## Given problem
Write down every entry below once more, exactly.

BEGIN Dataset records

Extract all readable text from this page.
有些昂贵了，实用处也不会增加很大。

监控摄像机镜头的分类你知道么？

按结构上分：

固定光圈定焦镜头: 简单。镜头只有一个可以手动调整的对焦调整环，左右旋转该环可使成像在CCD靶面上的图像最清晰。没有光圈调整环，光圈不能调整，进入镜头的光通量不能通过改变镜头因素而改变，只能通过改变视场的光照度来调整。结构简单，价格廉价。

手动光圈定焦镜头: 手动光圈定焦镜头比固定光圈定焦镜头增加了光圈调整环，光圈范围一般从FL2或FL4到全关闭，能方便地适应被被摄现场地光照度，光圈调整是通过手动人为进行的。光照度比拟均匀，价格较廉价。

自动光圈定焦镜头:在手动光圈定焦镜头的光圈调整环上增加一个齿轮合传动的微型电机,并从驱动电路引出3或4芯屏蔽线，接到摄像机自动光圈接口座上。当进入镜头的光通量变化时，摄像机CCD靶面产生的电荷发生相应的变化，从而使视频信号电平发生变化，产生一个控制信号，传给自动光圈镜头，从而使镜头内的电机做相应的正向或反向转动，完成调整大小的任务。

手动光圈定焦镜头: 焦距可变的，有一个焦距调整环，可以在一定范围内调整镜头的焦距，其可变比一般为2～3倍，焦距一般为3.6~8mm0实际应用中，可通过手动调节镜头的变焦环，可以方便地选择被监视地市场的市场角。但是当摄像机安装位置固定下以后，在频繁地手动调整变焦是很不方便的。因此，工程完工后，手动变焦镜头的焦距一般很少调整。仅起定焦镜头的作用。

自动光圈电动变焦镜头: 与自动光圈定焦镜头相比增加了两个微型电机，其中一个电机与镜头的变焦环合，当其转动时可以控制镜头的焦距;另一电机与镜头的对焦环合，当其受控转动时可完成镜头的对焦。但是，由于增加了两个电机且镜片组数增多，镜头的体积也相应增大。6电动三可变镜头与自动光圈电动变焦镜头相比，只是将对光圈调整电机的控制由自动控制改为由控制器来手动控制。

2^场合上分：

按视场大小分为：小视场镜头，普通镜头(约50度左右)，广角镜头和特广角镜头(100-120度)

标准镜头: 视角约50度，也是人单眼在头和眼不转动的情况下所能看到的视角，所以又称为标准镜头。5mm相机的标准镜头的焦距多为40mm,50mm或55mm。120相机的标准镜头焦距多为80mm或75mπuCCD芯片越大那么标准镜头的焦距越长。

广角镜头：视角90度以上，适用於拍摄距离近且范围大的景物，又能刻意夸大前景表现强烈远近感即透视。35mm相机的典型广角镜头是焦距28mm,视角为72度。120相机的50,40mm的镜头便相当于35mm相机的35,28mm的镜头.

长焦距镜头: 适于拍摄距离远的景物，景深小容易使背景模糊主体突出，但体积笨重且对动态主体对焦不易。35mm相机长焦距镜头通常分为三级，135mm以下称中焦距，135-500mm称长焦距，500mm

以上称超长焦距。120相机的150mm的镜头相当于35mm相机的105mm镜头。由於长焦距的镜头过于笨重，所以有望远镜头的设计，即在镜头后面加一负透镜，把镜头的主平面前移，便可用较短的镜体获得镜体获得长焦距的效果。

END Dataset records

## Correct answer
Extract all readable text from this page.
有些昂贵了，实用处也不会增加很大。

监控摄像机镜头的分类你知道么？

按结构上分：

固定光圈定焦镜头: 简单。镜头只有一个可以手动调整的对焦调整环，左右旋转该环可使成像在CCD靶面上的图像最清晰。没有光圈调整环，光圈不能调整，进入镜头的光通量不能通过改变镜头因素而改变，只能通过改变视场的光照度来调整。结构简单，价格廉价。

手动光圈定焦镜头: 手动光圈定焦镜头比固定光圈定焦镜头增加了光圈调整环，光圈范围一般从FL2或FL4到全关闭，能方便地适应被被摄现场地光照度，光圈调整是通过手动人为进行的。光照度比拟均匀，价格较廉价。

自动光圈定焦镜头:在手动光圈定焦镜头的光圈调整环上增加一个齿轮合传动的微型电机,并从驱动电路引出3或4芯屏蔽线，接到摄像机自动光圈接口座上。当进入镜头的光通量变化时，摄像机CCD靶面产生的电荷发生相应的变化，从而使视频信号电平发生变化，产生一个控制信号，传给自动光圈镜头，从而使镜头内的电机做相应的正向或反向转动，完成调整大小的任务。

手动光圈定焦镜头: 焦距可变的，有一个焦距调整环，可以在一定范围内调整镜头的焦距，其可变比一般为2～3倍，焦距一般为3.6~8mm0实际应用中，可通过手动调节镜头的变焦环，可以方便地选择被监视地市场的市场角。但是当摄像机安装位置固定下以后，在频繁地手动调整变焦是很不方便的。因此，工程完工后，手动变焦镜头的焦距一般很少调整。仅起定焦镜头的作用。

自动光圈电动变焦镜头: 与自动光圈定焦镜头相比增加了两个微型电机，其中一个电机与镜头的变焦环合，当其转动时可以控制镜头的焦距;另一电机与镜头的对焦环合，当其受控转动时可完成镜头的对焦。但是，由于增加了两个电机且镜片组数增多，镜头的体积也相应增大。6电动三可变镜头与自动光圈电动变焦镜头相比，只是将对光圈调整电机的控制由自动控制改为由控制器来手动控制。

2^场合上分：

按视场大小分为：小视场镜头，普通镜头(约50度左右)，广角镜头和特广角镜头(100-120度)

标准镜头: 视角约50度，也是人单眼在头和眼不转动的情况下所能看到的视角，所以又称为标准镜头。5mm相机的标准镜头的焦距多为40mm,50mm或55mm。120相机的标准镜头焦距多为80mm或75mπuCCD芯片越大那么标准镜头的焦距越长。

广角镜头：视角90度以上，适用於拍摄距离近且范围大的景物，又能刻意夸大前景表现强烈远近感即透视。35mm相机的典型广角镜头是焦距28mm,视角为72度。120相机的50,40mm的镜头便相当于35mm相机的35,28mm的镜头.

长焦距镜头: 适于拍摄距离远的景物，景深小容易使背景模糊主体突出，但体积笨重且对动态主体对焦不易。35mm相机长焦距镜头通常分为三级，135mm以下称中焦距，135-500mm称长焦距，500mm

以上称超长焦距。120相机的150mm的镜头相当于35mm相机的105mm镜头。由於长焦距的镜头过于笨重，所以有望远镜头的设计，即在镜头后面加一负透镜，把镜头的主平面前移，便可用较短的镜体获得镜体获得长焦距的效果。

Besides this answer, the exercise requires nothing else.